_The exercise_
Transcribe exactly the lines from the one containing "What text is on this page?" through the end of the data, both included. Leave out pictures.

** begin Dataset records **

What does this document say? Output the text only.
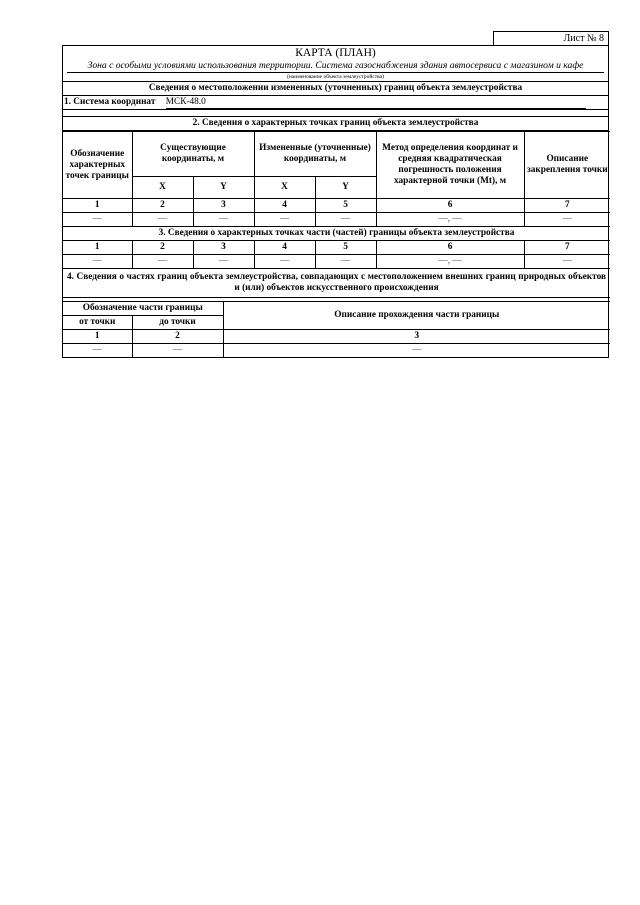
Лист № 8
КАРТА (ПЛАН)
Зона с особыми условиями использования территории. Система газоснабжения здания автосервиса с магазином и кафе
(наименование объекта землеустройства)
Сведения о местоположении измененных (уточненных) границ объекта землеустройства
1. Система координат МСК-48.0

2. Сведения о характерных точках границ объекта землеустройства
Обозначение характерных точек границы	Существующие координаты, м		Измененные (уточненные) координаты, м		Метод определения координат и средняя квадратическая погрешность положения характерной точки (Mt), м	Описание закрепления точки
	X	Y	X	Y		
1	2	3	4	5	6	7
—	—	—	—	—	—, —	—
3. Сведения о характерных точках части (частей) границы объекта землеустройства						
1	2	3	4	5	6	7
—	—	—	—	—	—, —	—
4. Сведения о частях границ объекта землеустройства, совпадающих с местоположением внешних границ природных объектов и (или) объектов искусственного происхождения						
Обозначение части границы		Описание прохождения части границы
от точки	до точки	
1	2	3
—	—	—
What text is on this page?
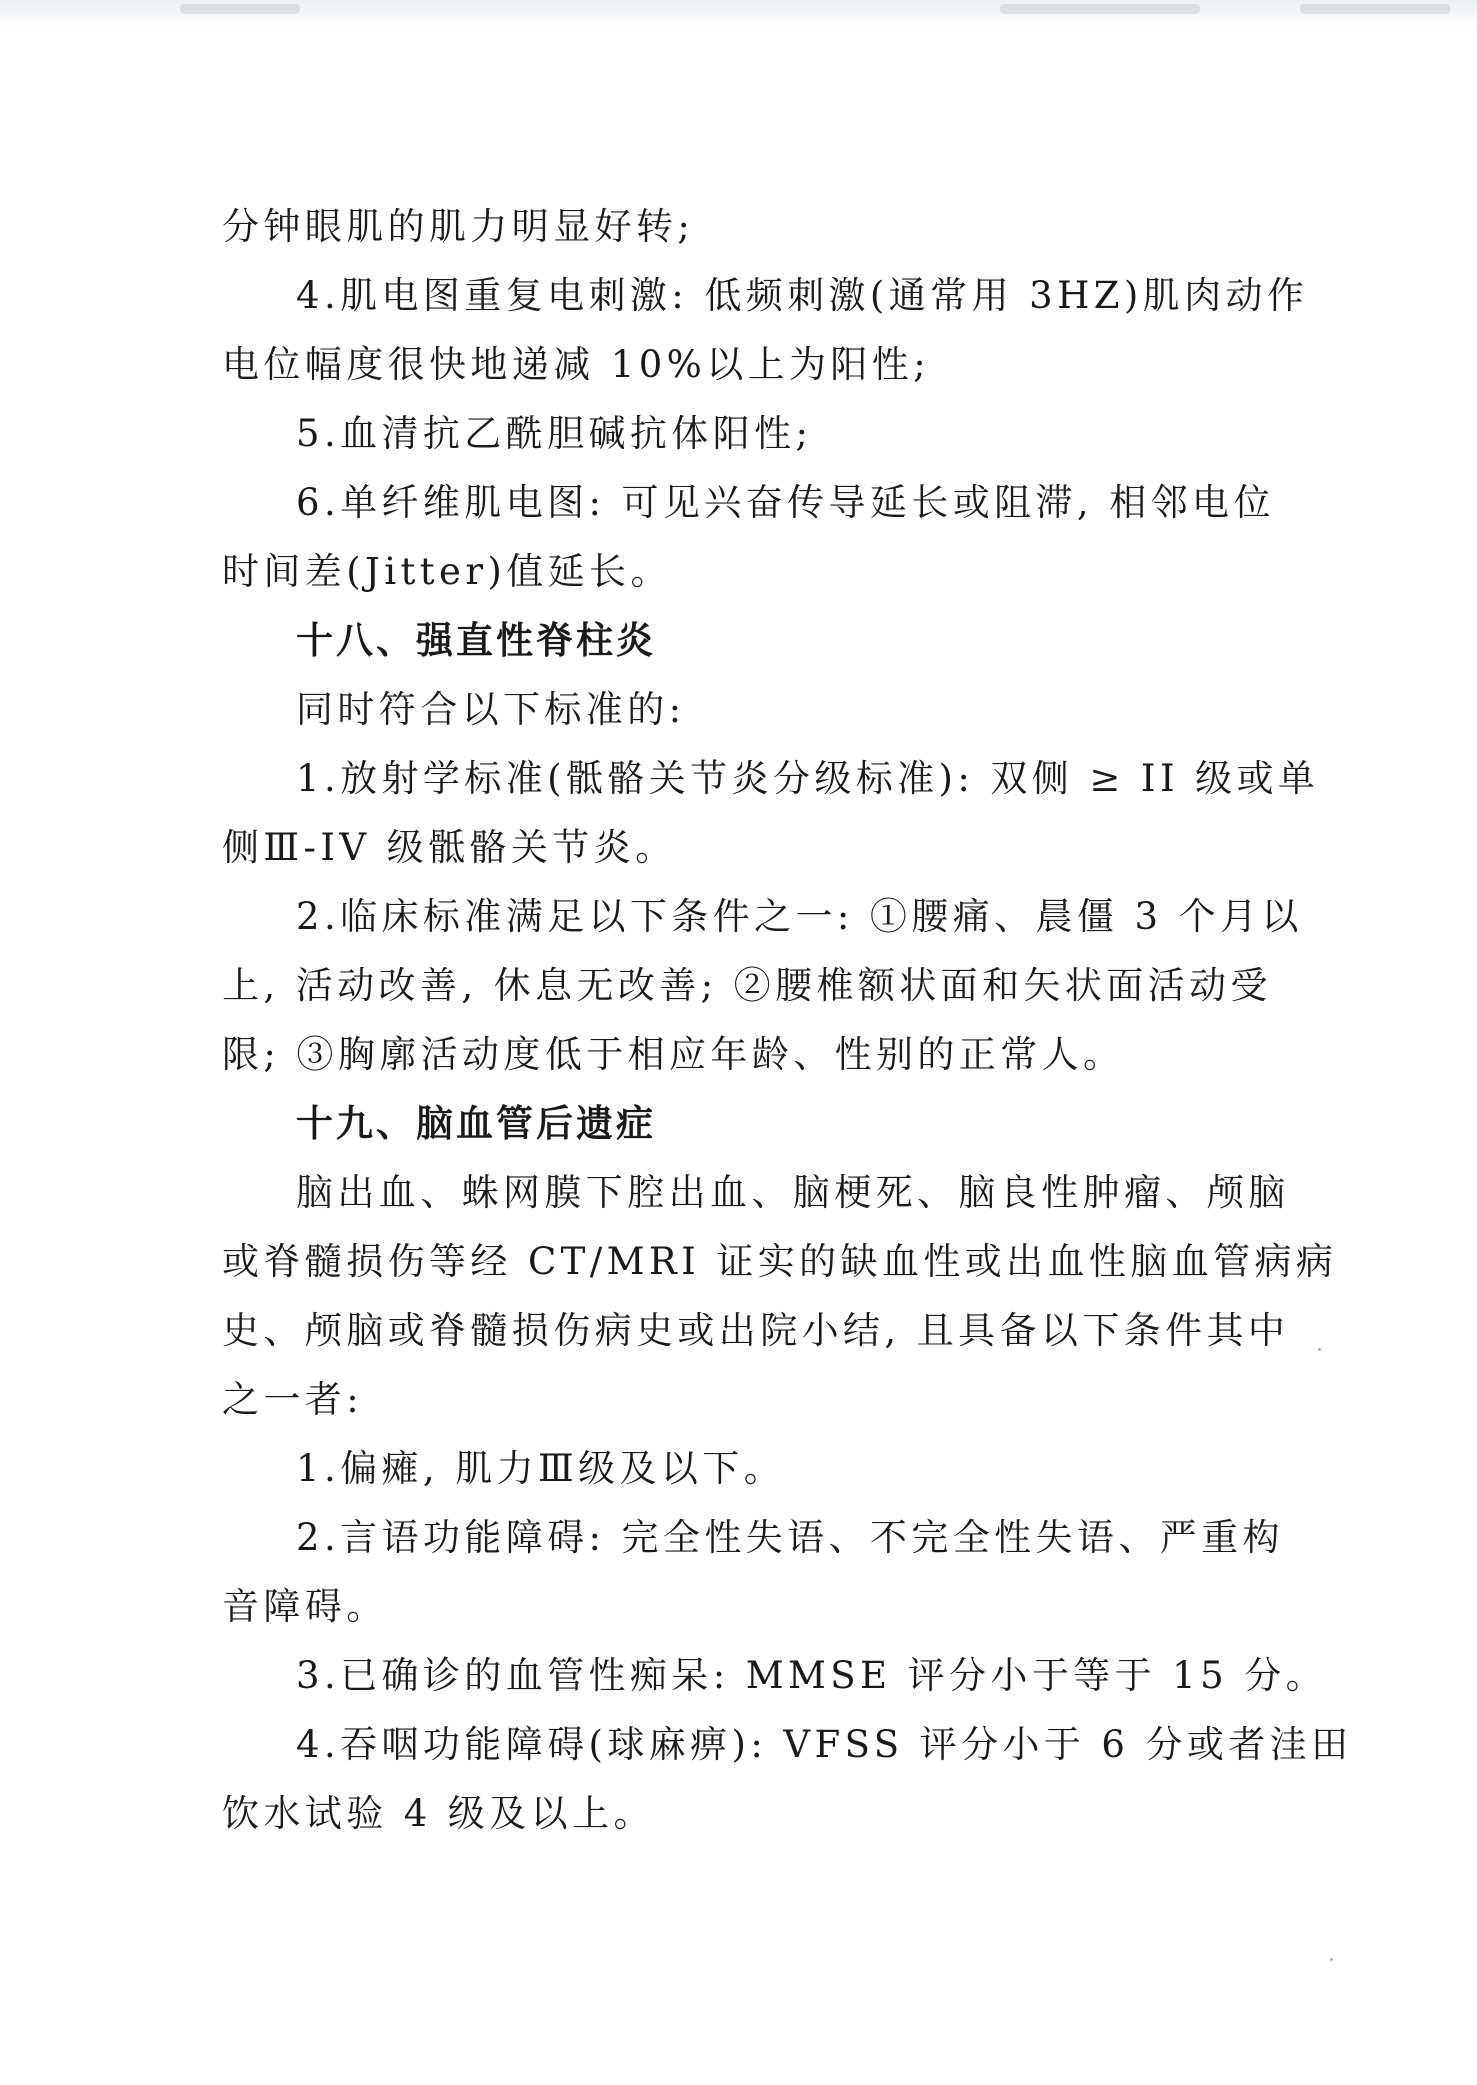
分钟眼肌的肌力明显好转;
4.肌电图重复电刺激: 低频刺激(通常用 3HZ)肌肉动作
电位幅度很快地递减 10%以上为阳性;
5.血清抗乙酰胆碱抗体阳性;
6.单纤维肌电图: 可见兴奋传导延长或阻滞, 相邻电位
时间差(Jitter)值延长。
十八、强直性脊柱炎
同时符合以下标准的:
1.放射学标准(骶骼关节炎分级标准): 双侧 ≥ II 级或单
侧Ⅲ-IV 级骶骼关节炎。
2.临床标准满足以下条件之一: ①腰痛、晨僵 3 个月以
上, 活动改善, 休息无改善; ②腰椎额状面和矢状面活动受
限; ③胸廓活动度低于相应年龄、性别的正常人。
十九、脑血管后遗症
脑出血、蛛网膜下腔出血、脑梗死、脑良性肿瘤、颅脑
或脊髓损伤等经 CT/MRI 证实的缺血性或出血性脑血管病病
史、颅脑或脊髓损伤病史或出院小结, 且具备以下条件其中
之一者:
1.偏瘫, 肌力Ⅲ级及以下。
2.言语功能障碍: 完全性失语、不完全性失语、严重构
音障碍。
3.已确诊的血管性痴呆: MMSE 评分小于等于 15 分。
4.吞咽功能障碍(球麻痹): VFSS 评分小于 6 分或者洼田
饮水试验 4 级及以上。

** end Dataset records **

_Solved exercise_
What text is on this page?
分钟眼肌的肌力明显好转;
4.肌电图重复电刺激: 低频刺激(通常用 3HZ)肌肉动作
电位幅度很快地递减 10%以上为阳性;
5.血清抗乙酰胆碱抗体阳性;
6.单纤维肌电图: 可见兴奋传导延长或阻滞, 相邻电位
时间差(Jitter)值延长。
十八、强直性脊柱炎
同时符合以下标准的:
1.放射学标准(骶骼关节炎分级标准): 双侧 ≥ II 级或单
侧Ⅲ-IV 级骶骼关节炎。
2.临床标准满足以下条件之一: ①腰痛、晨僵 3 个月以
上, 活动改善, 休息无改善; ②腰椎额状面和矢状面活动受
限; ③胸廓活动度低于相应年龄、性别的正常人。
十九、脑血管后遗症
脑出血、蛛网膜下腔出血、脑梗死、脑良性肿瘤、颅脑
或脊髓损伤等经 CT/MRI 证实的缺血性或出血性脑血管病病
史、颅脑或脊髓损伤病史或出院小结, 且具备以下条件其中
之一者:
1.偏瘫, 肌力Ⅲ级及以下。
2.言语功能障碍: 完全性失语、不完全性失语、严重构
音障碍。
3.已确诊的血管性痴呆: MMSE 评分小于等于 15 分。
4.吞咽功能障碍(球麻痹): VFSS 评分小于 6 分或者洼田
饮水试验 4 级及以上。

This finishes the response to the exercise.